● WRITTEN INSTRUCTION
Gather every line that includes the word "start", please.

:: RECORDS FOR THE EXERCISE

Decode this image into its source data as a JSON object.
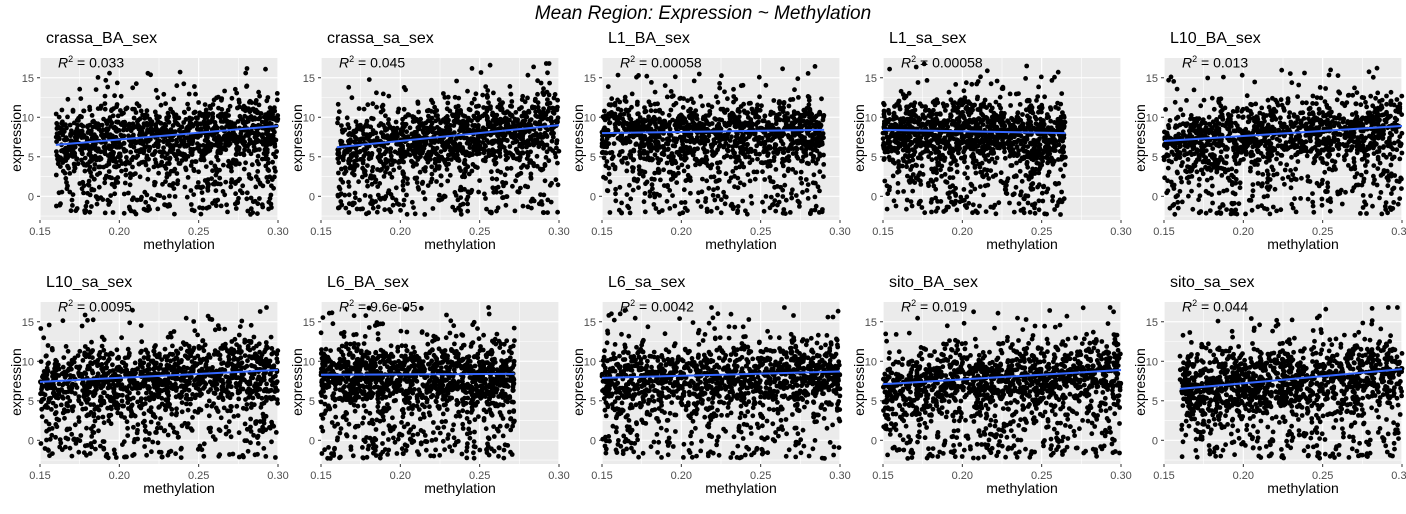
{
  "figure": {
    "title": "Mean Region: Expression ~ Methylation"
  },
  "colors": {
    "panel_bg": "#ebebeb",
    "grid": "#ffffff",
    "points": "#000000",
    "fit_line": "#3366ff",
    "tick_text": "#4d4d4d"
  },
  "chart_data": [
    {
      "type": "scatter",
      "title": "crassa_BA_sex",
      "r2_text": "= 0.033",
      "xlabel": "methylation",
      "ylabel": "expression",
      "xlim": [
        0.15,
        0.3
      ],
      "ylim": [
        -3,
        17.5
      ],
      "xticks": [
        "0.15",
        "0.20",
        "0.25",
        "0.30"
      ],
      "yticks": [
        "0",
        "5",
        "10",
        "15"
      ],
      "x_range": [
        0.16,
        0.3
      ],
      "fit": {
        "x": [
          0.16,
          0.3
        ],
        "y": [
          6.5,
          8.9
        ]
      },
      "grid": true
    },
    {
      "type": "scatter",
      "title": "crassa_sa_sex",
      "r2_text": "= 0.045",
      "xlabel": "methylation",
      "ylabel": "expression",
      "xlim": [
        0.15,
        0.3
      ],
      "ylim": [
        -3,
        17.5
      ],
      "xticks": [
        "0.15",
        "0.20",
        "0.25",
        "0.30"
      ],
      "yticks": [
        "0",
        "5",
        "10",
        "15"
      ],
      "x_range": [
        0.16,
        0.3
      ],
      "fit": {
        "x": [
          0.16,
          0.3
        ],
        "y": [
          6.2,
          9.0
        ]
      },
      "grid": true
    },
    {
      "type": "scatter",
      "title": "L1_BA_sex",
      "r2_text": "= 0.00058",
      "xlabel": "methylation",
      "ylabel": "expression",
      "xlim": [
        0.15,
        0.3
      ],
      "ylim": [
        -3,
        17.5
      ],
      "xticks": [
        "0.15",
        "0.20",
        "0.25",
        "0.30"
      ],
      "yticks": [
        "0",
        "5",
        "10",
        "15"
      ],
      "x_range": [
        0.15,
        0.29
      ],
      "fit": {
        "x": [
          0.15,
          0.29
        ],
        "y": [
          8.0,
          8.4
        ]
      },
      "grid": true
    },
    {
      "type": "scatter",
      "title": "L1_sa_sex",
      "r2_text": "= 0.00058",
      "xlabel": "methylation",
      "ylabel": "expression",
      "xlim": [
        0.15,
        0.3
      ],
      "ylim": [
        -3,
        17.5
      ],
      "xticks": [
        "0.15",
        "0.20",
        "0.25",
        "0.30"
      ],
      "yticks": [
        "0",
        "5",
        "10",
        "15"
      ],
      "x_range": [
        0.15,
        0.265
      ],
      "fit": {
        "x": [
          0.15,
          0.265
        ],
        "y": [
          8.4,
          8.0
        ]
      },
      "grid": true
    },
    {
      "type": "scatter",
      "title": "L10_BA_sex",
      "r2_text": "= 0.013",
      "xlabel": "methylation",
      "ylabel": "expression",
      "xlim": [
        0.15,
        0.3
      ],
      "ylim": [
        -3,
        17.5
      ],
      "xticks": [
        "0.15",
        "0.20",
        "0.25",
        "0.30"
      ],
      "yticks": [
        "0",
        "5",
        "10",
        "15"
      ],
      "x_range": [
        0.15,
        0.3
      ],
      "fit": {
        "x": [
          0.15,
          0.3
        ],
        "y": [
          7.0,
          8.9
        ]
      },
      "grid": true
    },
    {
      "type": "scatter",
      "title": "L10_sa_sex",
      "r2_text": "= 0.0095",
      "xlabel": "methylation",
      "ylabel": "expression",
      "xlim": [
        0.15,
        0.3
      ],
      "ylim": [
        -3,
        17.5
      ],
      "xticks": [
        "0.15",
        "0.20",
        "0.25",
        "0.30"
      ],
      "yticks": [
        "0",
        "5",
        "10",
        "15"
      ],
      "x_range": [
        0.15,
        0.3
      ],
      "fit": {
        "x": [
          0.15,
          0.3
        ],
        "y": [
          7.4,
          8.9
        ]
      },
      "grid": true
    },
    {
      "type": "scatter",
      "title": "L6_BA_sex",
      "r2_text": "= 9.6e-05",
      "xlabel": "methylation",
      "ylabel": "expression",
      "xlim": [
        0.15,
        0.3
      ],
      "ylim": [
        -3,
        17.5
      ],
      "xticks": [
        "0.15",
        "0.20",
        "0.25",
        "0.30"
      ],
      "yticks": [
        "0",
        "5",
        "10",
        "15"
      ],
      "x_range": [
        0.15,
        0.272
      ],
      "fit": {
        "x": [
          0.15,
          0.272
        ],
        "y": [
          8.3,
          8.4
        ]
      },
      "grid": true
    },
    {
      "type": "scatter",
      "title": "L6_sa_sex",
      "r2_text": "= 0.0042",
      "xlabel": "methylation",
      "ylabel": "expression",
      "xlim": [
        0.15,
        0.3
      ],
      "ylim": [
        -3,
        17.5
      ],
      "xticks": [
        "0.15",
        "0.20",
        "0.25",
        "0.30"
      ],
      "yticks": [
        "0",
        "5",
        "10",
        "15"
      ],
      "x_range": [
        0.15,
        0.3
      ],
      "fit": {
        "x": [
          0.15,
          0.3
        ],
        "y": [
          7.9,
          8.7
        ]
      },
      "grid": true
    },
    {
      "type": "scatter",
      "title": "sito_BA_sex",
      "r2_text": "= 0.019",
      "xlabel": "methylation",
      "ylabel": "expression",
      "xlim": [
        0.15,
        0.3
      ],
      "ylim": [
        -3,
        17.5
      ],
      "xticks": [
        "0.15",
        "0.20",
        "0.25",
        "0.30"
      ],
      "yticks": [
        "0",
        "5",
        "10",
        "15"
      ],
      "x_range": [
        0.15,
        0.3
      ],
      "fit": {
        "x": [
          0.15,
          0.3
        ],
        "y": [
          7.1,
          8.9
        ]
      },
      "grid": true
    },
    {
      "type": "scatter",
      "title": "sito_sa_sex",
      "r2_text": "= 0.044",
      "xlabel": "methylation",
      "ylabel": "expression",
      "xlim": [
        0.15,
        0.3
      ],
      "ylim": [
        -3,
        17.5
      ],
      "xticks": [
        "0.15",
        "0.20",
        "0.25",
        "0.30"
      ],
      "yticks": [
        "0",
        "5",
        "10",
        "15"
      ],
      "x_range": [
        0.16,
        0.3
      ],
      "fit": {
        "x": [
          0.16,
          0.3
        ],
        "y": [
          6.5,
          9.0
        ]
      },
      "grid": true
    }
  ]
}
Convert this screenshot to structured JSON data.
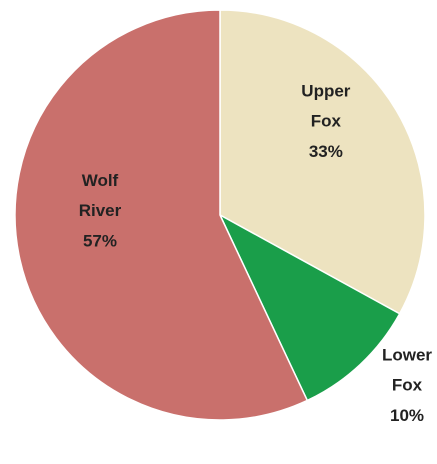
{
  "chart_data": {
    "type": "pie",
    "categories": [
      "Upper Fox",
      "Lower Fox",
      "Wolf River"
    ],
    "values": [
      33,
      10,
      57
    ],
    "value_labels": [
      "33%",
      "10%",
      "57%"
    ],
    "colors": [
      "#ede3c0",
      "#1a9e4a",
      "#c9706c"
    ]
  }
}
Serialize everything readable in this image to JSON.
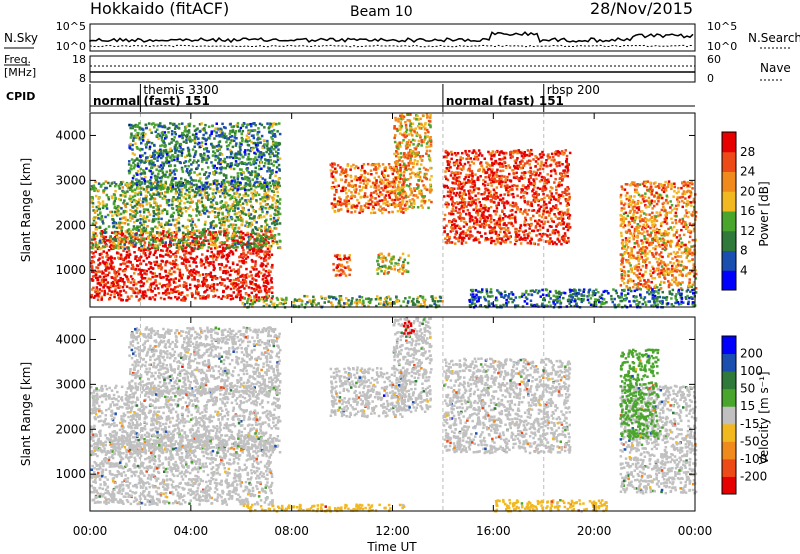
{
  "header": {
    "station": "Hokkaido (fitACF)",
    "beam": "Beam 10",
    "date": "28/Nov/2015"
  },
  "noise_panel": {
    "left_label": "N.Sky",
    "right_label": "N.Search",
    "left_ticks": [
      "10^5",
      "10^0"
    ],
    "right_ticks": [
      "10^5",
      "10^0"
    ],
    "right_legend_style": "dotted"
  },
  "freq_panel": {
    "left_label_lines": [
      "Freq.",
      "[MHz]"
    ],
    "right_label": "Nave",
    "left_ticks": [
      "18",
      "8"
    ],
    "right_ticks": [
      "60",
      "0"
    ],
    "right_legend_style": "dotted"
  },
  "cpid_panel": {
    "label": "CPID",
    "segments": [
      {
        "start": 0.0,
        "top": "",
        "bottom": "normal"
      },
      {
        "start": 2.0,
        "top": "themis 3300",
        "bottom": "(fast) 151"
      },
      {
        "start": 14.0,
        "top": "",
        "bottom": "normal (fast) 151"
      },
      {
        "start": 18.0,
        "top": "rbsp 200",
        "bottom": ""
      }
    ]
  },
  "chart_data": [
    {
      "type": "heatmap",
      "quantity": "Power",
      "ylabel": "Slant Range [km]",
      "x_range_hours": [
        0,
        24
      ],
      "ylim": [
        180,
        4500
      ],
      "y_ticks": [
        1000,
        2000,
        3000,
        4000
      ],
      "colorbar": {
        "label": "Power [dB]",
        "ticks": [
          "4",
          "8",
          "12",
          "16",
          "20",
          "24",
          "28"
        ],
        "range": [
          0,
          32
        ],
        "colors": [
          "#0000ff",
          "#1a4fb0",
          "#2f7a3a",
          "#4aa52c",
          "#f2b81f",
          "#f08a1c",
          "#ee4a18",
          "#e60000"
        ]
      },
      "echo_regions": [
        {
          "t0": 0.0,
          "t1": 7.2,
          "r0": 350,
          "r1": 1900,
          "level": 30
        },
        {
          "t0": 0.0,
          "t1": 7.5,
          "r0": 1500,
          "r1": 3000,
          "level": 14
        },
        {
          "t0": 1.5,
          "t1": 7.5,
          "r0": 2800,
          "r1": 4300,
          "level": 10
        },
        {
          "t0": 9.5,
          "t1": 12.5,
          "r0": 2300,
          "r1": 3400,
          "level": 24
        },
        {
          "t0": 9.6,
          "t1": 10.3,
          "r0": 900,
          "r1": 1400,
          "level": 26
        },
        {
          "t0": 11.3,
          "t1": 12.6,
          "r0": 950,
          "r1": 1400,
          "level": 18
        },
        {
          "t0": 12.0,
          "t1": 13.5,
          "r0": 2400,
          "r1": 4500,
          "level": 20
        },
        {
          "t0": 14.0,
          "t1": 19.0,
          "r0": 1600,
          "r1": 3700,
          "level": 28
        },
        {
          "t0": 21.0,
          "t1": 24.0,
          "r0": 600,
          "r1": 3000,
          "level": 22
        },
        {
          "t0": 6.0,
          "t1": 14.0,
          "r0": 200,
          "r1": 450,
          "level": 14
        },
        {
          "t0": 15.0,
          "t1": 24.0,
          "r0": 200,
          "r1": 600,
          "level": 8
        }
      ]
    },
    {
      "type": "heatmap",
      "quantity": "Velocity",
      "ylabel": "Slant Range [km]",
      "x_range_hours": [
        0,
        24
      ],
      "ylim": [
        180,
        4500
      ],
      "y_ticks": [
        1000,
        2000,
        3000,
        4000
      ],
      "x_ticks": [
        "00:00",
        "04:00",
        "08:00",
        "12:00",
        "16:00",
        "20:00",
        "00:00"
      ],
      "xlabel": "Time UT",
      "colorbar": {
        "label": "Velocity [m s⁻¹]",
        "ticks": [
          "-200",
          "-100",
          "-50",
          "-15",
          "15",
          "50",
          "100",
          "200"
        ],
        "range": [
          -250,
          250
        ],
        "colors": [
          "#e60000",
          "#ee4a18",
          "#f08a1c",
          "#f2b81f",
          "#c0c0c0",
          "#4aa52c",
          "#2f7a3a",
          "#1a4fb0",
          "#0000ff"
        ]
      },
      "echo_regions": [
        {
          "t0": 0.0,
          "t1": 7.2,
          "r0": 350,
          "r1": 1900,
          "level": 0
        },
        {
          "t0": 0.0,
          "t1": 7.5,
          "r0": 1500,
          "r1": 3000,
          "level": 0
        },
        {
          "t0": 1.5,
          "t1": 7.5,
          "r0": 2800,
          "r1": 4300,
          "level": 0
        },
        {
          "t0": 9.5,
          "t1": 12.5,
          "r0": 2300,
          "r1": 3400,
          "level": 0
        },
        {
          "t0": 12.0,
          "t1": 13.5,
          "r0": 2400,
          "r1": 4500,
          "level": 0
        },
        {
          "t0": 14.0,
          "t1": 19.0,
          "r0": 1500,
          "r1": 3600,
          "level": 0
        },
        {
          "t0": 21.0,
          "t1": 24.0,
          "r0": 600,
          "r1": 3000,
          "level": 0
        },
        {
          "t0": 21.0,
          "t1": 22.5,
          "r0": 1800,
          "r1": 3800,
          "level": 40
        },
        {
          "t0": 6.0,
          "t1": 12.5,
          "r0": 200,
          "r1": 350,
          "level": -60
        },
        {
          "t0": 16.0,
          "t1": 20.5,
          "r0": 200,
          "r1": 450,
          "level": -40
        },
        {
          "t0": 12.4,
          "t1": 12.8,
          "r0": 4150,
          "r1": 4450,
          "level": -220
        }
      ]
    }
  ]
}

::::
:: RECORDS FOR THE EXERCISE

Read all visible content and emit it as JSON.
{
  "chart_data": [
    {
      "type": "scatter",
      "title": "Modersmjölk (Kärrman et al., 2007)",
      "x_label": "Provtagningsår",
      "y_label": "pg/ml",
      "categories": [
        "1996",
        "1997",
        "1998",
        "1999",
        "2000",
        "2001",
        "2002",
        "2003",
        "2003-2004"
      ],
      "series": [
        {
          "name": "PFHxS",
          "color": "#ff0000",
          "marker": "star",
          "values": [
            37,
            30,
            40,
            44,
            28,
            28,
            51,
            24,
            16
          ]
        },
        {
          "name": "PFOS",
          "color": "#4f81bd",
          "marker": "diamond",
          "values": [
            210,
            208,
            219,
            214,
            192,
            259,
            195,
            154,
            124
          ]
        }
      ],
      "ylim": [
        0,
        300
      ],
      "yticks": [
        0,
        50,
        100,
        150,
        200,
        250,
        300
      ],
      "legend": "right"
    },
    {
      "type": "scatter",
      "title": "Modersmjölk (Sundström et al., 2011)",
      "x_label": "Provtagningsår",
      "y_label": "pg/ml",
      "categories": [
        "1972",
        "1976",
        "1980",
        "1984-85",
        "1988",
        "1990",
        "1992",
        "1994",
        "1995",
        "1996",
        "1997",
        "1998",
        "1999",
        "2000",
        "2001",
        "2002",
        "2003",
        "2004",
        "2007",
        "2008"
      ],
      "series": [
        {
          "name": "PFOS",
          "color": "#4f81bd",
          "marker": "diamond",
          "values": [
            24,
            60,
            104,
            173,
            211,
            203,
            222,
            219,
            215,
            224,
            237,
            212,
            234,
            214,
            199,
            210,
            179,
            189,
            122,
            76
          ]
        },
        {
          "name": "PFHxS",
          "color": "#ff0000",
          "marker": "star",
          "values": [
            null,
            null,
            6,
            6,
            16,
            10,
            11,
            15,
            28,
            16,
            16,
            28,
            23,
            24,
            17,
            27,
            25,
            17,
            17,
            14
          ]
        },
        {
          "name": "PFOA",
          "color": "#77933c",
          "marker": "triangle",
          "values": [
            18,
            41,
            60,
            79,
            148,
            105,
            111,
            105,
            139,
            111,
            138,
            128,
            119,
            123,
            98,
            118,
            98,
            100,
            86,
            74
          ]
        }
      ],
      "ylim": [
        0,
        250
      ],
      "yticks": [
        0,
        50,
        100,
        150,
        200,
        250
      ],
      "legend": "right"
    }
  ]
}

::::
:: RECORDS FOR THE EXERCISE

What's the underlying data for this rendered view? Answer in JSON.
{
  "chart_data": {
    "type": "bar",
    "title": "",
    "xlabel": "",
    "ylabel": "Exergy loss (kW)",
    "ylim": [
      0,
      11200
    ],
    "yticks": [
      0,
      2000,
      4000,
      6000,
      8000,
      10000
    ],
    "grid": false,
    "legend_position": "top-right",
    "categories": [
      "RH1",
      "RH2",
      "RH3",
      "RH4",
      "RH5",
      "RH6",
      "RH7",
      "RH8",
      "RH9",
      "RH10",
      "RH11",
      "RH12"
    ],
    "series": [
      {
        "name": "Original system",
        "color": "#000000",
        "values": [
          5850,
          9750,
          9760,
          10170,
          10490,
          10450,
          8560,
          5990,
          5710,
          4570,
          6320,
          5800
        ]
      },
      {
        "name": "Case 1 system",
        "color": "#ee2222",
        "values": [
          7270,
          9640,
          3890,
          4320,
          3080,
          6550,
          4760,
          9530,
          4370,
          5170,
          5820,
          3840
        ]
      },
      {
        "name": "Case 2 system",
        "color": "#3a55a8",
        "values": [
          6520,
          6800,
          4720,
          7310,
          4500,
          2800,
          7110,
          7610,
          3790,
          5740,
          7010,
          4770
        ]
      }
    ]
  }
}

::::

● RESPONSE TO THIS TASK
        "start": 0.0,
        "start": 2.0,
        "start": 14.0,
        "start": 18.0,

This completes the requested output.